Tell how many lines in these records contain the string "Hauptverwaltung", with only the number as the reply.

────────────────────────────────────────

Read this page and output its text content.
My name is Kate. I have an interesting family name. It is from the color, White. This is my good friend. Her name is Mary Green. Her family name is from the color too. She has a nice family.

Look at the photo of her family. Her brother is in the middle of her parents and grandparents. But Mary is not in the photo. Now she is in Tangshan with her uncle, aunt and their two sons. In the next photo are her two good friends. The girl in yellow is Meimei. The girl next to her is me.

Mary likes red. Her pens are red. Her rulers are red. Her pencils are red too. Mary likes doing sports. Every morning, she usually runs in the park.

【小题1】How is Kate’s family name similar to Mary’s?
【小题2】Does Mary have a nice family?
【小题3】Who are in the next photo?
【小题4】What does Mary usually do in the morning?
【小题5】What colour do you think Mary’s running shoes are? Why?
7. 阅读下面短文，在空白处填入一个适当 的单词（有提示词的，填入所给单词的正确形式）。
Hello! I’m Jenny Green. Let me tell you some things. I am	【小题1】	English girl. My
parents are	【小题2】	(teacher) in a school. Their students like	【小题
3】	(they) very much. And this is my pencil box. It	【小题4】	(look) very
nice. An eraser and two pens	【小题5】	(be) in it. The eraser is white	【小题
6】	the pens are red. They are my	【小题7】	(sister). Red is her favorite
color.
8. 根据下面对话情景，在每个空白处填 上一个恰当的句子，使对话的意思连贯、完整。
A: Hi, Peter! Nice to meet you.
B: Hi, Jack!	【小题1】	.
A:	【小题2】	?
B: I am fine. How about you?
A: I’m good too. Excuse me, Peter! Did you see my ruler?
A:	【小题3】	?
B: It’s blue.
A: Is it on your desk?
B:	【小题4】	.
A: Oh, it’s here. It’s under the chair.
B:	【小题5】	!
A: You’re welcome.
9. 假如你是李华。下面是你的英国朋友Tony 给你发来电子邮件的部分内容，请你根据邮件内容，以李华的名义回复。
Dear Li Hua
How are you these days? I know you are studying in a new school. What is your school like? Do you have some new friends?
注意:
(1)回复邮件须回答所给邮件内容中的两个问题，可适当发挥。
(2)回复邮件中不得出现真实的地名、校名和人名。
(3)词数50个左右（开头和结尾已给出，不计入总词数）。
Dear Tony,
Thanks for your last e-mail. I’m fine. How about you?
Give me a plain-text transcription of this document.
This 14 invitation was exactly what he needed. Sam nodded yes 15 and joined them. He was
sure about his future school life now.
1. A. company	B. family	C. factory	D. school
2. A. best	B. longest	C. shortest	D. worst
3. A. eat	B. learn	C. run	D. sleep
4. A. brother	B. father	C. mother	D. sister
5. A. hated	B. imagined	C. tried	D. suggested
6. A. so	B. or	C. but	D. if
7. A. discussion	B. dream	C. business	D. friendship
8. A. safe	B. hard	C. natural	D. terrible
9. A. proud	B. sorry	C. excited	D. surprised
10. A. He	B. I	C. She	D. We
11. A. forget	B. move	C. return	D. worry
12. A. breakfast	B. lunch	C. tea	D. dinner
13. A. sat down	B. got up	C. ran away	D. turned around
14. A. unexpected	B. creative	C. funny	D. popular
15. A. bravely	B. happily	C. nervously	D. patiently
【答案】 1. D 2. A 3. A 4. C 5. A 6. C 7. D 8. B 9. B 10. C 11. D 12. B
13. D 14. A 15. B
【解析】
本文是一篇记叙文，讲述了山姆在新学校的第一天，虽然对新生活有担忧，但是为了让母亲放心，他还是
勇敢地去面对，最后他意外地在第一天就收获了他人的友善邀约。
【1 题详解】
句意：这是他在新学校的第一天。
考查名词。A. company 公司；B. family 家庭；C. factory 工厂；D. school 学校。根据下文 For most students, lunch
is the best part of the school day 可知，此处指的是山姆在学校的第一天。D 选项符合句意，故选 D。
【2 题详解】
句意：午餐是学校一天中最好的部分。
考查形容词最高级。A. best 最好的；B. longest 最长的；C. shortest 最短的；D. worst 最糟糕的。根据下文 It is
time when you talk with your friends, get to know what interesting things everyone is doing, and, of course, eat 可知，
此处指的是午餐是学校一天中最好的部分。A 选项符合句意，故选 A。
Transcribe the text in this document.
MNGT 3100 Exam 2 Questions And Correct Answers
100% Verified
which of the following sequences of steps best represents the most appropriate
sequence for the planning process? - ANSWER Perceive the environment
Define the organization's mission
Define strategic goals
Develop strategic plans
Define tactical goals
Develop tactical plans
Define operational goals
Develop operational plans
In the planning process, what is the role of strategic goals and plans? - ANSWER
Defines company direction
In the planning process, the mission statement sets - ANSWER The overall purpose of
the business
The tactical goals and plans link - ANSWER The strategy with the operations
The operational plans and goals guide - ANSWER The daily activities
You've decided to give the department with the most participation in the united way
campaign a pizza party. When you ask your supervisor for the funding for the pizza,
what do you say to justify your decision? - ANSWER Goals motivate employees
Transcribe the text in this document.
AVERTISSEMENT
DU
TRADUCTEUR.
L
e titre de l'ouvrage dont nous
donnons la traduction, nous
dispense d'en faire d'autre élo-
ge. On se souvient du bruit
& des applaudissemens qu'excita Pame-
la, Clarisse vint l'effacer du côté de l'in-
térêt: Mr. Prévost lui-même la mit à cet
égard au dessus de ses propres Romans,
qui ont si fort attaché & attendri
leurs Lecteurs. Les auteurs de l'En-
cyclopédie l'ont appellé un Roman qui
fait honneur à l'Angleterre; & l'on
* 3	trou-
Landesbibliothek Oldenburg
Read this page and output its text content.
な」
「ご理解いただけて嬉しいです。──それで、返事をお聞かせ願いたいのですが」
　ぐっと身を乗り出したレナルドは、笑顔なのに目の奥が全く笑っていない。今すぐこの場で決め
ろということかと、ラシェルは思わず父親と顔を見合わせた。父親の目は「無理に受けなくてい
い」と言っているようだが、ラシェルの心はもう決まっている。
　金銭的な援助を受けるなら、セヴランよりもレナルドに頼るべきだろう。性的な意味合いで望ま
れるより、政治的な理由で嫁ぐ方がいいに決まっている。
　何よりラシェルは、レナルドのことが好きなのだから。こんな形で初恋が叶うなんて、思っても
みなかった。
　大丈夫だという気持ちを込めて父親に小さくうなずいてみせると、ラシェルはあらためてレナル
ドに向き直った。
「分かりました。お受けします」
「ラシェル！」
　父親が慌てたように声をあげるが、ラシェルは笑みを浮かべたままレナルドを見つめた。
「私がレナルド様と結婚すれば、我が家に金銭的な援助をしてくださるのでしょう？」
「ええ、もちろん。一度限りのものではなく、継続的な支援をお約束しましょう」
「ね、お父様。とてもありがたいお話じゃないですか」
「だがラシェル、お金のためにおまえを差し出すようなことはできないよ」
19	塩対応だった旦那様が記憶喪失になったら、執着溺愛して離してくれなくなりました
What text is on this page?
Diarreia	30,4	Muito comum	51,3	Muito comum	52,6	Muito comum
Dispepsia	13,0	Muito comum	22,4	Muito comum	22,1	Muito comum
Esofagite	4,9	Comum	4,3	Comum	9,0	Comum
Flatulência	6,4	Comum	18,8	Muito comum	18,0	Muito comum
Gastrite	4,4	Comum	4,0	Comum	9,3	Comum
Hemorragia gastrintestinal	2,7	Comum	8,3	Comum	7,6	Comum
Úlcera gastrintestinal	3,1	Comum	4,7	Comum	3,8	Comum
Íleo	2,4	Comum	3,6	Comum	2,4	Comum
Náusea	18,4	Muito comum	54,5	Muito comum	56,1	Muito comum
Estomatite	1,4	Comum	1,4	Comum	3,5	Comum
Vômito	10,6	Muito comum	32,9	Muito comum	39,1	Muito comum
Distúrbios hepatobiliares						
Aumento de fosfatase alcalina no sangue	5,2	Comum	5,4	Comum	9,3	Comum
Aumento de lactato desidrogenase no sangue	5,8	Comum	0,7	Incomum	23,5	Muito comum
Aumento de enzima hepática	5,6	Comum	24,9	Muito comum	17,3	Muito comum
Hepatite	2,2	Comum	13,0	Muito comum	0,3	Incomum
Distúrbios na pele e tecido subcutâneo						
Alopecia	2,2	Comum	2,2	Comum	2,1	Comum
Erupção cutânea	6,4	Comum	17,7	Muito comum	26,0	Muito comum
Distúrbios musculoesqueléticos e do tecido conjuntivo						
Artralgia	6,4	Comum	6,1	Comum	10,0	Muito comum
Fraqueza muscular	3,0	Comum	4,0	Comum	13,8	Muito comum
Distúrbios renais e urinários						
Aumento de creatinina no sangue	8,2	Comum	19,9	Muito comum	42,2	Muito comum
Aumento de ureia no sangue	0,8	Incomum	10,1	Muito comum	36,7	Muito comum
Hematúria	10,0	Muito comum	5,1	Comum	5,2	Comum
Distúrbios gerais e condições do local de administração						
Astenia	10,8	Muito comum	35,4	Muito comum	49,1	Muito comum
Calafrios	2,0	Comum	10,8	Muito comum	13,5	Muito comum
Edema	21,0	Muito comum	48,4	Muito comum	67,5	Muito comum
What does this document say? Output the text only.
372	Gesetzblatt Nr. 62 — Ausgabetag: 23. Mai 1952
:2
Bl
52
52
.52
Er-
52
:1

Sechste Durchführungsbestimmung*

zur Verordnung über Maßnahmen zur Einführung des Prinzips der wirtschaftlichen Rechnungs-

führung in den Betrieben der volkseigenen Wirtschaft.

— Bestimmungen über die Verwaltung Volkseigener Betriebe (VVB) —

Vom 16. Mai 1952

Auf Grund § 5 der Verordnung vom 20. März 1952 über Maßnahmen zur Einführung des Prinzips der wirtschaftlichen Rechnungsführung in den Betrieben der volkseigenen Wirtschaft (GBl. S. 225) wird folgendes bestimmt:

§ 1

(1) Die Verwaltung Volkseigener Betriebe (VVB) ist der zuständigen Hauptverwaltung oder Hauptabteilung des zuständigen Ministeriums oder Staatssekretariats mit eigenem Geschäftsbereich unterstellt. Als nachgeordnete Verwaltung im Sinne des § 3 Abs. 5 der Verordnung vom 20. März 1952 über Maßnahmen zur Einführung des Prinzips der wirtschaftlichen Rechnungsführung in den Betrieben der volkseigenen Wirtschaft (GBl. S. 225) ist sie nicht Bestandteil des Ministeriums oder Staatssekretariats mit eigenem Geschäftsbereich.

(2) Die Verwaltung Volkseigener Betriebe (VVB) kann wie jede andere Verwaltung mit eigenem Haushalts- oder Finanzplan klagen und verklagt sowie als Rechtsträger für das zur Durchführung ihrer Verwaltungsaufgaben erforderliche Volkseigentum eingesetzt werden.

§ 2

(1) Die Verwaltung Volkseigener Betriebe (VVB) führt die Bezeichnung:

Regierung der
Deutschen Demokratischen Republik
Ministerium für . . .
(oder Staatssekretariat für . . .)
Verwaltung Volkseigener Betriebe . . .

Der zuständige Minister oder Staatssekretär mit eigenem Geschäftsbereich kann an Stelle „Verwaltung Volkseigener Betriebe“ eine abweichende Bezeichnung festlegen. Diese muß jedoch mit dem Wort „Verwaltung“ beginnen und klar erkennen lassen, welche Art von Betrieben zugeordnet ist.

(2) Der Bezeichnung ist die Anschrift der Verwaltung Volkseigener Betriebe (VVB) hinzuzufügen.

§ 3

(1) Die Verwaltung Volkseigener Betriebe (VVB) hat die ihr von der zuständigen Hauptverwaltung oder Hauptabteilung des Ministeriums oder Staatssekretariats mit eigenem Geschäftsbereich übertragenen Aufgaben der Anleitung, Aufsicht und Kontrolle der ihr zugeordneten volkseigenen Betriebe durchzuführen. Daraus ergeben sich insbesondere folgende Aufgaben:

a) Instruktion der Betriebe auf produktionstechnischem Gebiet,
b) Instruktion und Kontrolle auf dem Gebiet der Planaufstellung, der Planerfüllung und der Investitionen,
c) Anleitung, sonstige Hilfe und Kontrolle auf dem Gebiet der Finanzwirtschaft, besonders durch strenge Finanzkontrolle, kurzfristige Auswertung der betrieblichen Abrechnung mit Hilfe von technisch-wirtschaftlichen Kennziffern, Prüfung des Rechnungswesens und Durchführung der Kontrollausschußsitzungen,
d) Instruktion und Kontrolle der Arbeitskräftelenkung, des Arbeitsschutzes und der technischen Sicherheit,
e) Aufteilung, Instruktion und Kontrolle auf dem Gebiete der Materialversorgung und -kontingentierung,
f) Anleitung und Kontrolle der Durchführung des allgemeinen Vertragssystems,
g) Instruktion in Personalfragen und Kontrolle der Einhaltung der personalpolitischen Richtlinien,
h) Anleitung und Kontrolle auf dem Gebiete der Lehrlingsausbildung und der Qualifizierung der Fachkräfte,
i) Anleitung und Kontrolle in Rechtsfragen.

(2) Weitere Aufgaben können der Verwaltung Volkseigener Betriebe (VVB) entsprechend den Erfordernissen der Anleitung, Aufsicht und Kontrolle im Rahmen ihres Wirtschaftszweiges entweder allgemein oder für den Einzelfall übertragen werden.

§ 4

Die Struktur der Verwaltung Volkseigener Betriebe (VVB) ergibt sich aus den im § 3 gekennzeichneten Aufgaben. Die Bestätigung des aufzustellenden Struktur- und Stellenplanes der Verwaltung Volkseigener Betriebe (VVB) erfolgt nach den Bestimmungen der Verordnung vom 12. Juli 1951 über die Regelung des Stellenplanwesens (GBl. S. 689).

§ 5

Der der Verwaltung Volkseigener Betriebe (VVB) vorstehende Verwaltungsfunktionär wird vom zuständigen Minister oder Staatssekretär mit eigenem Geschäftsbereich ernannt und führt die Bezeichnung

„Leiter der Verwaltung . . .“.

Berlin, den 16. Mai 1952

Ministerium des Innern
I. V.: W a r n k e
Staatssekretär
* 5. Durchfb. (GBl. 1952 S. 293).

────────────────────────────────────────

▶ WRITTEN RESPONSE: 2